— The records —
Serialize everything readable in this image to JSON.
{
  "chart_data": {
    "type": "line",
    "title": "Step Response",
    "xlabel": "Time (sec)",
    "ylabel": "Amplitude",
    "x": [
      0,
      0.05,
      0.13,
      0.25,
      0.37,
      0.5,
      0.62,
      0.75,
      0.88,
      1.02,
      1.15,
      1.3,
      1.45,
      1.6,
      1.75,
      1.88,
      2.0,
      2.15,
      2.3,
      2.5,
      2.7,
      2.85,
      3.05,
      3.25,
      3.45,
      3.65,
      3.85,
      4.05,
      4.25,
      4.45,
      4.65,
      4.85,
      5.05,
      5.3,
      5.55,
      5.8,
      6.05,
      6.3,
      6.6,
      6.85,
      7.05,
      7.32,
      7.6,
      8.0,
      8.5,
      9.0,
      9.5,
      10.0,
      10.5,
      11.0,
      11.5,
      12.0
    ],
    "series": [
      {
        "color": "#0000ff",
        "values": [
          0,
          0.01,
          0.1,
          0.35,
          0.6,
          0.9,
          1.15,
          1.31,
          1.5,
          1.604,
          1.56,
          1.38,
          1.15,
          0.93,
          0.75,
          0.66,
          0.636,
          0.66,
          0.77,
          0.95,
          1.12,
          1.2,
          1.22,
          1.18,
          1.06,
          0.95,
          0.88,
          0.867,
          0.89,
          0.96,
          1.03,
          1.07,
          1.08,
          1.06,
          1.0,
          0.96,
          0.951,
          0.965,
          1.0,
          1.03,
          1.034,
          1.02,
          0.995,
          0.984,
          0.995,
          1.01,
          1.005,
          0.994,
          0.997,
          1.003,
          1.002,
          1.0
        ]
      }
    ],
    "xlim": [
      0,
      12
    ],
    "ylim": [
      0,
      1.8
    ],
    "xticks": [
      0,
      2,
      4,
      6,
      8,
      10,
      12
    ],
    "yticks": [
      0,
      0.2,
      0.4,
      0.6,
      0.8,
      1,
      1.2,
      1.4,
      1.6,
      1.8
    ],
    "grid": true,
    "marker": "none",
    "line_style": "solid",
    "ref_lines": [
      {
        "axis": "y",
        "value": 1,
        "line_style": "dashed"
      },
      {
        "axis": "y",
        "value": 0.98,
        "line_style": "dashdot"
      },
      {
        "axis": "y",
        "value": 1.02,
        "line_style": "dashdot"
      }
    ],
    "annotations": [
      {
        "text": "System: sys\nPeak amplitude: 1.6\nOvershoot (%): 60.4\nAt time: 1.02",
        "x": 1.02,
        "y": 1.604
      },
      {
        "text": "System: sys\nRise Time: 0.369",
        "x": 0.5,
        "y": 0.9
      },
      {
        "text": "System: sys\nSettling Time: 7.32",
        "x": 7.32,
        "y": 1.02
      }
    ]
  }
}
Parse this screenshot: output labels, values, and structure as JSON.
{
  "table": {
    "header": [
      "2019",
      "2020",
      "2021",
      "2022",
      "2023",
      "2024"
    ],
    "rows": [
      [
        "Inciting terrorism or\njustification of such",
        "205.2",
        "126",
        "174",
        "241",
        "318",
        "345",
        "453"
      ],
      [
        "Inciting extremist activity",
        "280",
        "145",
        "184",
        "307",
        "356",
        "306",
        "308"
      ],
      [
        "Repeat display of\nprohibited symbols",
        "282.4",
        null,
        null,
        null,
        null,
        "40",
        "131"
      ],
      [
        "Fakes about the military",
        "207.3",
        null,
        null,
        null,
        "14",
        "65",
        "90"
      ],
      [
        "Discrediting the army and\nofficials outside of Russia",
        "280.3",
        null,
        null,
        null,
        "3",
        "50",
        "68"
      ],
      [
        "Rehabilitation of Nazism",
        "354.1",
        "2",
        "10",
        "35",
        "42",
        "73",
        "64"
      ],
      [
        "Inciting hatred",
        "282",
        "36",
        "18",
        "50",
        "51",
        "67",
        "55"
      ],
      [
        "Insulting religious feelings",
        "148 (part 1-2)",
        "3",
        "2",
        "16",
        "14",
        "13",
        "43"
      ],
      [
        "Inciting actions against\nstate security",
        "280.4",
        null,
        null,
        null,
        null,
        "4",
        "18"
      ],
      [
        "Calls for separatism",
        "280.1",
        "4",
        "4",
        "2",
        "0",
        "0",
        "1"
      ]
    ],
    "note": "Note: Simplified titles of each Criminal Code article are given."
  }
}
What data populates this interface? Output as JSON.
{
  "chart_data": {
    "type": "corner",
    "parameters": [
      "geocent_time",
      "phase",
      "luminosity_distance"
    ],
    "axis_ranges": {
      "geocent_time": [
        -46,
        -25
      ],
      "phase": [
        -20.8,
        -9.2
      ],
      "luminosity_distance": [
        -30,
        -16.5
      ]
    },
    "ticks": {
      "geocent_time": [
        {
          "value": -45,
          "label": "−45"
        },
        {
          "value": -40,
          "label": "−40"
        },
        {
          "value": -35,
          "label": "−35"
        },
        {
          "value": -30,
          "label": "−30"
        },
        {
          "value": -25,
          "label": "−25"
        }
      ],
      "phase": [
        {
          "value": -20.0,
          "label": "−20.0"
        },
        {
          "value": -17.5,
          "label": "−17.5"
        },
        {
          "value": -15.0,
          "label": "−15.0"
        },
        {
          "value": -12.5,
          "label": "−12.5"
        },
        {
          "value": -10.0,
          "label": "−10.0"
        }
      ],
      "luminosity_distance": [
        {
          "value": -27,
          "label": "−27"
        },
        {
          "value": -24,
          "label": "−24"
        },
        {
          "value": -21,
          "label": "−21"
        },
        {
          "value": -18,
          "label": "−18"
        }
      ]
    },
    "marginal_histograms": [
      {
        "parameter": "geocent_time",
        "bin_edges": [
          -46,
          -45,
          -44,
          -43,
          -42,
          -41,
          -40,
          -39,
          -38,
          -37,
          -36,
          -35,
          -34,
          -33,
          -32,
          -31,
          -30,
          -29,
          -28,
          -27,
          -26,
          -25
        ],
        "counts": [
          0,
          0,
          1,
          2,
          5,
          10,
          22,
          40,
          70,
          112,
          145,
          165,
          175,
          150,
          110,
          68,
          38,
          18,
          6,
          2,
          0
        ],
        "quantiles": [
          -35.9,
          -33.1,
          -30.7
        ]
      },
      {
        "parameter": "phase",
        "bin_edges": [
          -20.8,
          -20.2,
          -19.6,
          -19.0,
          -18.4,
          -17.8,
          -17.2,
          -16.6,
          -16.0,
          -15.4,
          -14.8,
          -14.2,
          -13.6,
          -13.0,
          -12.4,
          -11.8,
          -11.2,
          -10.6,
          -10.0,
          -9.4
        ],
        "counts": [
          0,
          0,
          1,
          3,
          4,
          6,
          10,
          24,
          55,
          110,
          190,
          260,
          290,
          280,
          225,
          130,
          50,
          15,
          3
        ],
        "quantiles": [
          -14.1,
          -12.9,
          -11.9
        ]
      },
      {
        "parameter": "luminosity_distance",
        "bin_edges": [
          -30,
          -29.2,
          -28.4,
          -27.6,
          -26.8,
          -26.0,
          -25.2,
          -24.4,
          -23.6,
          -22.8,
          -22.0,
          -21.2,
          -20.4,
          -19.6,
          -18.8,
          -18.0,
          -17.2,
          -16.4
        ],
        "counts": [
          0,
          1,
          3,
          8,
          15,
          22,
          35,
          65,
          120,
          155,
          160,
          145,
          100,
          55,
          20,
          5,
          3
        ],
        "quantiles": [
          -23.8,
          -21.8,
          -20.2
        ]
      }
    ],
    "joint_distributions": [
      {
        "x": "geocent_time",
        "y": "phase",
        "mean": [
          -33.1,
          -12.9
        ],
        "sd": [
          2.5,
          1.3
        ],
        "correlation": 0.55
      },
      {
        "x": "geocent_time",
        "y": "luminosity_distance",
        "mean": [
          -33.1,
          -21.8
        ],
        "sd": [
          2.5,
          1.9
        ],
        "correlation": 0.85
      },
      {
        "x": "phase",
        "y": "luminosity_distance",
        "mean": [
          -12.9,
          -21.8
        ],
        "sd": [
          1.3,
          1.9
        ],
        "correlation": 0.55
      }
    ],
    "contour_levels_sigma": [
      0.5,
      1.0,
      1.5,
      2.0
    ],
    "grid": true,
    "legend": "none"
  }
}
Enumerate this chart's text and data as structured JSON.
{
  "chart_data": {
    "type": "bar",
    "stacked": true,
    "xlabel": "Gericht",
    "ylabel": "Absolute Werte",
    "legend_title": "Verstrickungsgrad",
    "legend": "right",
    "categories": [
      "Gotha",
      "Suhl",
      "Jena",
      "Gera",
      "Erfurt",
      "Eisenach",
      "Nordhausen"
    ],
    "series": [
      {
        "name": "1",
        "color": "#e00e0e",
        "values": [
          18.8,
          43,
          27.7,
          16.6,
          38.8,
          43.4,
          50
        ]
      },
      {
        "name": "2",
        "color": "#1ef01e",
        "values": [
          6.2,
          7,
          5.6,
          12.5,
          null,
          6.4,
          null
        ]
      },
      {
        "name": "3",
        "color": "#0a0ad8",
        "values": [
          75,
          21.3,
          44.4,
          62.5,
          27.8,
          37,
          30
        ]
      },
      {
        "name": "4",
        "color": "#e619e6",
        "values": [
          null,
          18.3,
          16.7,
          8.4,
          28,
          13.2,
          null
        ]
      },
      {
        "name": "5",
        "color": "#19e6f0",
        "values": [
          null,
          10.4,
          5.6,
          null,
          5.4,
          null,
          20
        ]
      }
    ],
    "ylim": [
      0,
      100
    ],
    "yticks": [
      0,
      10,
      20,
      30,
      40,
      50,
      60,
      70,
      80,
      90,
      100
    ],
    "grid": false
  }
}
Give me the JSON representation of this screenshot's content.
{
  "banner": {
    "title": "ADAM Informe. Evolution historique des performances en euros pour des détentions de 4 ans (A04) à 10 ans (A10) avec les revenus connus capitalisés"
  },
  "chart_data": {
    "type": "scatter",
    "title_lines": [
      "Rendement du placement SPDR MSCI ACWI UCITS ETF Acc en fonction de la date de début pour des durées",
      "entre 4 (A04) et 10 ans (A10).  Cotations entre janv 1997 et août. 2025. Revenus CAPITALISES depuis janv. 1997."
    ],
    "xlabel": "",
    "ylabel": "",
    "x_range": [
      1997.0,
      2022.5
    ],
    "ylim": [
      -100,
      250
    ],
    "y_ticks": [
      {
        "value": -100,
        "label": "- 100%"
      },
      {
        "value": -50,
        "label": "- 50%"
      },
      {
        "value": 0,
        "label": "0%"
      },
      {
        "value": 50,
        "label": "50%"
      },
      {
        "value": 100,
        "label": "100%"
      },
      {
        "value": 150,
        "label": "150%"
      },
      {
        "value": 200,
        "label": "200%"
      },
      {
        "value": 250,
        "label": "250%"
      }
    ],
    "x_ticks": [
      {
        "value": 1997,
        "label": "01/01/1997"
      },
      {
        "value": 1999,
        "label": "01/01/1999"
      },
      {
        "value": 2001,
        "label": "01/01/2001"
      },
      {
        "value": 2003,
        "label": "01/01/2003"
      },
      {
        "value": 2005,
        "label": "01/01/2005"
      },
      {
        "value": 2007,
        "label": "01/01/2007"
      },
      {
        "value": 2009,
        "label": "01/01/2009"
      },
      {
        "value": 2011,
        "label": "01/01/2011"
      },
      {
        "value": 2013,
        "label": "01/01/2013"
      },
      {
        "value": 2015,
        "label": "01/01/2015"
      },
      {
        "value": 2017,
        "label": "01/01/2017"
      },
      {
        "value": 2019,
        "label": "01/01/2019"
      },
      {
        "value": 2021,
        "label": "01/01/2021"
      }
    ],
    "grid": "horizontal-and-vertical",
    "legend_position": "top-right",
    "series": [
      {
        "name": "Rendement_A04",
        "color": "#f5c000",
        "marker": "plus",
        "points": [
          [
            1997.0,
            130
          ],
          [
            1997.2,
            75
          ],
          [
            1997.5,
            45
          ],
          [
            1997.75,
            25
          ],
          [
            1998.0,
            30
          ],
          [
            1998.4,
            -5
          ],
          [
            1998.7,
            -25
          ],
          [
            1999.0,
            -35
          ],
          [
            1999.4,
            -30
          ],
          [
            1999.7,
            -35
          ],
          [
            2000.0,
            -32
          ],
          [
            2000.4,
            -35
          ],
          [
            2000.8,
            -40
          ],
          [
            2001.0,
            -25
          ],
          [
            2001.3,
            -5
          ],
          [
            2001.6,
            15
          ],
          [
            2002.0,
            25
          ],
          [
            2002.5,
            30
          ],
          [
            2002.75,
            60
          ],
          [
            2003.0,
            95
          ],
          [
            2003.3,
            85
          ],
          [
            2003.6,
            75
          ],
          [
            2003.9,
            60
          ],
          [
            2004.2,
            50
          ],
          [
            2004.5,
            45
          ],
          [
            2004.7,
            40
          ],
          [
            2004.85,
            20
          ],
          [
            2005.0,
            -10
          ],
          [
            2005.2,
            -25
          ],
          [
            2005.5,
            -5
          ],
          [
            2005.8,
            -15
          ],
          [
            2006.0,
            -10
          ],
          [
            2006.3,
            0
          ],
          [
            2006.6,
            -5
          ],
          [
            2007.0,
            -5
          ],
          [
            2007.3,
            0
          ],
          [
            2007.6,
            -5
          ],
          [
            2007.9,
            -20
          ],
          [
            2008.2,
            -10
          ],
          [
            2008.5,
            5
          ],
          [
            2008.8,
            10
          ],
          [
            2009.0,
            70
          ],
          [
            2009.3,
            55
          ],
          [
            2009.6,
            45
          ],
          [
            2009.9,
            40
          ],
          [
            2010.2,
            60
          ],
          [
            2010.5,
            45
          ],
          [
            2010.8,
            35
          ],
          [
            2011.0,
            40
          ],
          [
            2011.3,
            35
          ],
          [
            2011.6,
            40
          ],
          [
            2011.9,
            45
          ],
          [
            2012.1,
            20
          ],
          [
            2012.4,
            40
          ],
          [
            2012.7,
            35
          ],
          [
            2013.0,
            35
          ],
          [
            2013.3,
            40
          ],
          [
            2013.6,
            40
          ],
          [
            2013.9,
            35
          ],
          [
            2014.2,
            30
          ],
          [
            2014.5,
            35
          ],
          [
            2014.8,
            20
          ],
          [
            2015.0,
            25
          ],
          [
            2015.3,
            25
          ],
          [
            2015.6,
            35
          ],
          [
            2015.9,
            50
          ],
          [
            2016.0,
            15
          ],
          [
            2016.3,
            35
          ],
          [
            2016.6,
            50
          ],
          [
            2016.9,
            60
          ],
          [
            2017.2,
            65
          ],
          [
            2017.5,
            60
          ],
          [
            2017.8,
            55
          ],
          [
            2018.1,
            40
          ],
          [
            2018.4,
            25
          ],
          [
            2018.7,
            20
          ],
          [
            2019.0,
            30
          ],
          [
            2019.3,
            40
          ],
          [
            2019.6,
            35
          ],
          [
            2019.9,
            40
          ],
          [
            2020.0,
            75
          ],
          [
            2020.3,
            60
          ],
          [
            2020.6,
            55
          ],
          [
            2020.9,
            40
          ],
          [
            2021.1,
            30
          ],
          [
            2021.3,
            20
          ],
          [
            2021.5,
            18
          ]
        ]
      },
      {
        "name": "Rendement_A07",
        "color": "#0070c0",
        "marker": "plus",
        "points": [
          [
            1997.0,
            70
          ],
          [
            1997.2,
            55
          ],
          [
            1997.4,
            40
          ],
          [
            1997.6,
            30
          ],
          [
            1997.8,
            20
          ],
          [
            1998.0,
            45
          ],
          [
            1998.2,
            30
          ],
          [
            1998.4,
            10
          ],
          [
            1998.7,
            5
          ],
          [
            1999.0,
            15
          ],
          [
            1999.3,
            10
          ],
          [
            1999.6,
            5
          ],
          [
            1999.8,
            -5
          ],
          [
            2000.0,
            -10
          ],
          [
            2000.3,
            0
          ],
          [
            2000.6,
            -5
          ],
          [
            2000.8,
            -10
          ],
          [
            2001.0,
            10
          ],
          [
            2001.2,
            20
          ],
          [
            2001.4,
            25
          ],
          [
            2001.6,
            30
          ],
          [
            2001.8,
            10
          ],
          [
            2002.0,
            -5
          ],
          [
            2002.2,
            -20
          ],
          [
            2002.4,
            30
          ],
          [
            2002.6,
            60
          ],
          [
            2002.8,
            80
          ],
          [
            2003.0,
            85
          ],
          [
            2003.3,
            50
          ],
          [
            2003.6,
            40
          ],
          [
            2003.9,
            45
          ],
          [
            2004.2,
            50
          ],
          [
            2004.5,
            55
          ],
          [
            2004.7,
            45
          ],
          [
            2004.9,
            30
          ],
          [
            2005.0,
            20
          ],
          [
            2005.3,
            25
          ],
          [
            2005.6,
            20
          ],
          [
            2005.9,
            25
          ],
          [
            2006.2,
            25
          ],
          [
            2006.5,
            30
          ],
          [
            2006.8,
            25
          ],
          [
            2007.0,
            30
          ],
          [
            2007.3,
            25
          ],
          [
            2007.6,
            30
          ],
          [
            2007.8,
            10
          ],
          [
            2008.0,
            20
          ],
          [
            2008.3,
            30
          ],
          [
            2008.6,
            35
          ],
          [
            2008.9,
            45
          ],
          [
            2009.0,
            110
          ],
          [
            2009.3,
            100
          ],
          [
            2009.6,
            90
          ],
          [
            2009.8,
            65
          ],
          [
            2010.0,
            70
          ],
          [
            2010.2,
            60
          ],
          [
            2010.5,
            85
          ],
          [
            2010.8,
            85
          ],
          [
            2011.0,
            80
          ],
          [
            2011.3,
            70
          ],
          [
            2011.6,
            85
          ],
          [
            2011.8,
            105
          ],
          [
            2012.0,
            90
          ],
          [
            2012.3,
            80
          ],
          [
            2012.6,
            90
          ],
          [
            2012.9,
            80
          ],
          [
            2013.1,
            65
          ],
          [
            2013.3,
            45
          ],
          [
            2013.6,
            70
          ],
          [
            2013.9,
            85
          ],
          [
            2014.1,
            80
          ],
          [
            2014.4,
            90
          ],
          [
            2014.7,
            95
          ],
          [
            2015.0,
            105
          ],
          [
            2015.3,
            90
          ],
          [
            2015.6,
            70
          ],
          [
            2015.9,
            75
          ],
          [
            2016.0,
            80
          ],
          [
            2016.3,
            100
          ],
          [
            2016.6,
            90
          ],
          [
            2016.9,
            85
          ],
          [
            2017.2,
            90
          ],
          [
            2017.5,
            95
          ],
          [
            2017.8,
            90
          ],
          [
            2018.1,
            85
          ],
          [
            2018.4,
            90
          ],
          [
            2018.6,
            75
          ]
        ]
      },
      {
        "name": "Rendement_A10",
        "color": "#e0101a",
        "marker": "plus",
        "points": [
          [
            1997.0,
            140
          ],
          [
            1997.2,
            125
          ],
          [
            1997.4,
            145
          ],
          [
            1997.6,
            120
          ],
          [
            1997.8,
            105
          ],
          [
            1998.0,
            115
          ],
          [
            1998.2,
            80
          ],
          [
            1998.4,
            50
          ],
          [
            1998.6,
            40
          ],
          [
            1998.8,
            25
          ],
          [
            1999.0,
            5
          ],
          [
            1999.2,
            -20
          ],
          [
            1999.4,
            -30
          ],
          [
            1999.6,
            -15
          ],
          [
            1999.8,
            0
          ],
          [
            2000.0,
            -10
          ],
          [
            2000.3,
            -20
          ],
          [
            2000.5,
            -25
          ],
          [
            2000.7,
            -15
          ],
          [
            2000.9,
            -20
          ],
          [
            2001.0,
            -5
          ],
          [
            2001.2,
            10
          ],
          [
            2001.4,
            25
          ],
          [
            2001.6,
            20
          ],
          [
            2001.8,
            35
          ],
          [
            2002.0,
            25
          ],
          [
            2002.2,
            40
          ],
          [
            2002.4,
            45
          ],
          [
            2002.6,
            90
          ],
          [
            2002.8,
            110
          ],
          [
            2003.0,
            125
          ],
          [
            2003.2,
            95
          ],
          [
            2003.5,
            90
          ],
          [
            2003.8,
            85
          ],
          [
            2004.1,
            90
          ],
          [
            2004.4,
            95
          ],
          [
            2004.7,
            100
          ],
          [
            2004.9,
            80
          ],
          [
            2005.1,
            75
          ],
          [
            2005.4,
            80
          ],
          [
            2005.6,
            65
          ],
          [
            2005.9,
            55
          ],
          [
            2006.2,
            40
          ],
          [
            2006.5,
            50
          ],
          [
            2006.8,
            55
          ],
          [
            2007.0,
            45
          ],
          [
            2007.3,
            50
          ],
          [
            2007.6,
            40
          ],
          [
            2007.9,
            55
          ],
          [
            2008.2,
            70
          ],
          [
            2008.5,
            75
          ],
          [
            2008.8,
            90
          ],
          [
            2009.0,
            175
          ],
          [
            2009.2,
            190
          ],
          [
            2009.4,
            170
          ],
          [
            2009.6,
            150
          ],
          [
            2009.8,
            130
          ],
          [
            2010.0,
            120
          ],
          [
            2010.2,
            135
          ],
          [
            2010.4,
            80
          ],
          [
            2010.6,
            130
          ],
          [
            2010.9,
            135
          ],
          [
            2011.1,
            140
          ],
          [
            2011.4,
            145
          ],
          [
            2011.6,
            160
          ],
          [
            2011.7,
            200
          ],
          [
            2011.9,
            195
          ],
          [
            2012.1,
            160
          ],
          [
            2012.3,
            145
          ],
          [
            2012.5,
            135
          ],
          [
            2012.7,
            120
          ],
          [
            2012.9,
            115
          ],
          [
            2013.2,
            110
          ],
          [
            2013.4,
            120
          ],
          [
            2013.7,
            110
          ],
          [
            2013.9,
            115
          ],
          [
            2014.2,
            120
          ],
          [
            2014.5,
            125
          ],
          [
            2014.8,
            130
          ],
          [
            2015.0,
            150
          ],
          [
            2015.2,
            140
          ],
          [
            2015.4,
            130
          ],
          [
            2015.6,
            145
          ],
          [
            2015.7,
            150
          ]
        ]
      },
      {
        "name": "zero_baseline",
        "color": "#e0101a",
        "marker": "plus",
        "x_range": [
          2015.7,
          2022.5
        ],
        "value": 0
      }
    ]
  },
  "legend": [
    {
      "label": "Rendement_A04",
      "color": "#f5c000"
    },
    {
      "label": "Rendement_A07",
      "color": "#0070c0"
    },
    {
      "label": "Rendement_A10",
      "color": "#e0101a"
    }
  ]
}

— Requirements —
What is the number of lines in the listing above that contain the string "grid"? Give only the number.

— Task output —
4